Records to process

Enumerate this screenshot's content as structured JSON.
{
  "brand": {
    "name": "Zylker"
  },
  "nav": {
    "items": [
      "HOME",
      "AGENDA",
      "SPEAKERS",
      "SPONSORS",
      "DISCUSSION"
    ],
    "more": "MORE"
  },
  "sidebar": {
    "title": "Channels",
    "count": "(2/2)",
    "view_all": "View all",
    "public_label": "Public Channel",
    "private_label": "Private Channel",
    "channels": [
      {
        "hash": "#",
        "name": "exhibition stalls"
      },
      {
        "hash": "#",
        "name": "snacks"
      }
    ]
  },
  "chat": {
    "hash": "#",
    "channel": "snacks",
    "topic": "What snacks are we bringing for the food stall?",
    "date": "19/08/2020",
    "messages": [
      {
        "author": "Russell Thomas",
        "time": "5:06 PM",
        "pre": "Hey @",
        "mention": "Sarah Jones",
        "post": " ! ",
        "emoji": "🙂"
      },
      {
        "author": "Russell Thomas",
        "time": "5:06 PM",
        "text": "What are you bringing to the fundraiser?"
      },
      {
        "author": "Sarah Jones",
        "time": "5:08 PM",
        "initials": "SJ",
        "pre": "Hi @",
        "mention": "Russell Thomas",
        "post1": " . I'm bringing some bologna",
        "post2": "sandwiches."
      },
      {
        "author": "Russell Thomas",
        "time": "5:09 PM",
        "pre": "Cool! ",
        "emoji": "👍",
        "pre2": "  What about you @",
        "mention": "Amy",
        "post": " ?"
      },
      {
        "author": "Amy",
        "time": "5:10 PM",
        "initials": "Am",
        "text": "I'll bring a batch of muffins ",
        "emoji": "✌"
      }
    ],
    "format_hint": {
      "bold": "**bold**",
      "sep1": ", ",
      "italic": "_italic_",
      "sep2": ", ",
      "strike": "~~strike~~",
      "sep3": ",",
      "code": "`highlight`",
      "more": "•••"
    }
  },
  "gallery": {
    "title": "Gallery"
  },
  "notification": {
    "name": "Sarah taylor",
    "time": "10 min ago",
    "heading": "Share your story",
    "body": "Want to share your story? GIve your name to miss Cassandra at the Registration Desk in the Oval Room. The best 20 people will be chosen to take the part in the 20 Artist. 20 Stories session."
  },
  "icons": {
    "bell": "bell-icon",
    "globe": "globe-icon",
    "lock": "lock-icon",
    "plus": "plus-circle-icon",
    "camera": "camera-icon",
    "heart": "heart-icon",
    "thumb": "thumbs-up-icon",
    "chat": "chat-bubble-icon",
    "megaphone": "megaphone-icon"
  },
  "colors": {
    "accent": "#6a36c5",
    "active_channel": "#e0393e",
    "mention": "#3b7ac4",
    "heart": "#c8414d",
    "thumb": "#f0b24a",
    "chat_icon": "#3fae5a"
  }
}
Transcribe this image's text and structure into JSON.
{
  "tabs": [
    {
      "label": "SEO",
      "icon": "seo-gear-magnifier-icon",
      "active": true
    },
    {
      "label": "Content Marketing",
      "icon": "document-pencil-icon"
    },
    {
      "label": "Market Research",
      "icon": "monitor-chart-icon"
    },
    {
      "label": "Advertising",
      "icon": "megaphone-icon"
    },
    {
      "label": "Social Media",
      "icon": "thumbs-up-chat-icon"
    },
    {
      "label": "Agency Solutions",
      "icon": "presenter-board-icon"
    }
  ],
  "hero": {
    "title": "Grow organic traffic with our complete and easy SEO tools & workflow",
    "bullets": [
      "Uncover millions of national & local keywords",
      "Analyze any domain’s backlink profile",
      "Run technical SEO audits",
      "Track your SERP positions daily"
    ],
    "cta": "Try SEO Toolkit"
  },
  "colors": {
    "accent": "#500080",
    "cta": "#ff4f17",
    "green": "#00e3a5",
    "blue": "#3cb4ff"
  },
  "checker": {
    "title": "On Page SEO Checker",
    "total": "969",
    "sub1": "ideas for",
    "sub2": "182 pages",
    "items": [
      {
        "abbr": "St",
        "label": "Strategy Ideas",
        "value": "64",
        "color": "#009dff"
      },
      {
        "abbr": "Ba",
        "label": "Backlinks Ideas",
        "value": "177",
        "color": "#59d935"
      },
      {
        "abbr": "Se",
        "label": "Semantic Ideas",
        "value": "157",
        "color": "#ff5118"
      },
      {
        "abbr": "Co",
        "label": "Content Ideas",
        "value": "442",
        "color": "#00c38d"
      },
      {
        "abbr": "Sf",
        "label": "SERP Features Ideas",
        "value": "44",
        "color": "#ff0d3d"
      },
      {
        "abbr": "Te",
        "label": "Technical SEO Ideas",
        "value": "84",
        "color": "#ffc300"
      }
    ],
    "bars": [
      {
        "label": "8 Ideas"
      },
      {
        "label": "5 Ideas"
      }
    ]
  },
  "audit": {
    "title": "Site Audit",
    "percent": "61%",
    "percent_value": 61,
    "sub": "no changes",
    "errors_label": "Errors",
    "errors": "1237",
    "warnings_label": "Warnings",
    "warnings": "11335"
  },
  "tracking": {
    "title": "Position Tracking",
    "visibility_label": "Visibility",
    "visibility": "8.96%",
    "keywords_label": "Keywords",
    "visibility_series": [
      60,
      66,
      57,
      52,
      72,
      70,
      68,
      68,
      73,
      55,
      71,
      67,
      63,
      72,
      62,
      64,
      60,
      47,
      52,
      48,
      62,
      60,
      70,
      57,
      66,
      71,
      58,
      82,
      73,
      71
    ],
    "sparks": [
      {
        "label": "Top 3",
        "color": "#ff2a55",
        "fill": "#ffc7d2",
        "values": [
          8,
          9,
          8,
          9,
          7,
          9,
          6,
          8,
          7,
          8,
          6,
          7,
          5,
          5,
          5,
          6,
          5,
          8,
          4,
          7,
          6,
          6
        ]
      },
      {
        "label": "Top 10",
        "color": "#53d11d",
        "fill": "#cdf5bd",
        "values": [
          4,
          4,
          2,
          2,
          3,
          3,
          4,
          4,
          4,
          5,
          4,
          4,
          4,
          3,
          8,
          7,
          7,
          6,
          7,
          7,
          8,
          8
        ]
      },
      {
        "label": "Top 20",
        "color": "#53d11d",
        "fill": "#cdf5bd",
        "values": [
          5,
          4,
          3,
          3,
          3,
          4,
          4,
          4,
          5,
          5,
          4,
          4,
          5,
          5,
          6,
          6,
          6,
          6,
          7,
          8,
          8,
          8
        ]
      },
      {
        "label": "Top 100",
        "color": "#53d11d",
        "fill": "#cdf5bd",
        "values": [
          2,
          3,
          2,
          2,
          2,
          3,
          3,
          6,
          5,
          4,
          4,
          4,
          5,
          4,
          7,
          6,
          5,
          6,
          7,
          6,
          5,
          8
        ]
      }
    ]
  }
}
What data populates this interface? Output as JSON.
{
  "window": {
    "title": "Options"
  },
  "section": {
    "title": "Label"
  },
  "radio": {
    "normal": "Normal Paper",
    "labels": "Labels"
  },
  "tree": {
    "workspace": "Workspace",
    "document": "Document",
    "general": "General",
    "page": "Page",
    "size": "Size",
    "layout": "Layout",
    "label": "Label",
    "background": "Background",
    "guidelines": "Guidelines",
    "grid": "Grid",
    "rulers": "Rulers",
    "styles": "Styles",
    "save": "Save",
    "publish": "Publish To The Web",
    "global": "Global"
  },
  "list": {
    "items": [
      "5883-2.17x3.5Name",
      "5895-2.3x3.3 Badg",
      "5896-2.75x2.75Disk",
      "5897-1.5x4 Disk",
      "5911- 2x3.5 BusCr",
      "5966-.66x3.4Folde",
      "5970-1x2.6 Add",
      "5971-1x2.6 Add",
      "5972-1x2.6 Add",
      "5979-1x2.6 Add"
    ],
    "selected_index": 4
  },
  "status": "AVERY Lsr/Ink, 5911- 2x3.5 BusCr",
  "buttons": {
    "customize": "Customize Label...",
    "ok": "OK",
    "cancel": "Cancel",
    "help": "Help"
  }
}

The exercise
Each line holding "SERP" must be found and copied.

Written response
      "Track your SERP positions daily"
        "label": "SERP Features Ideas",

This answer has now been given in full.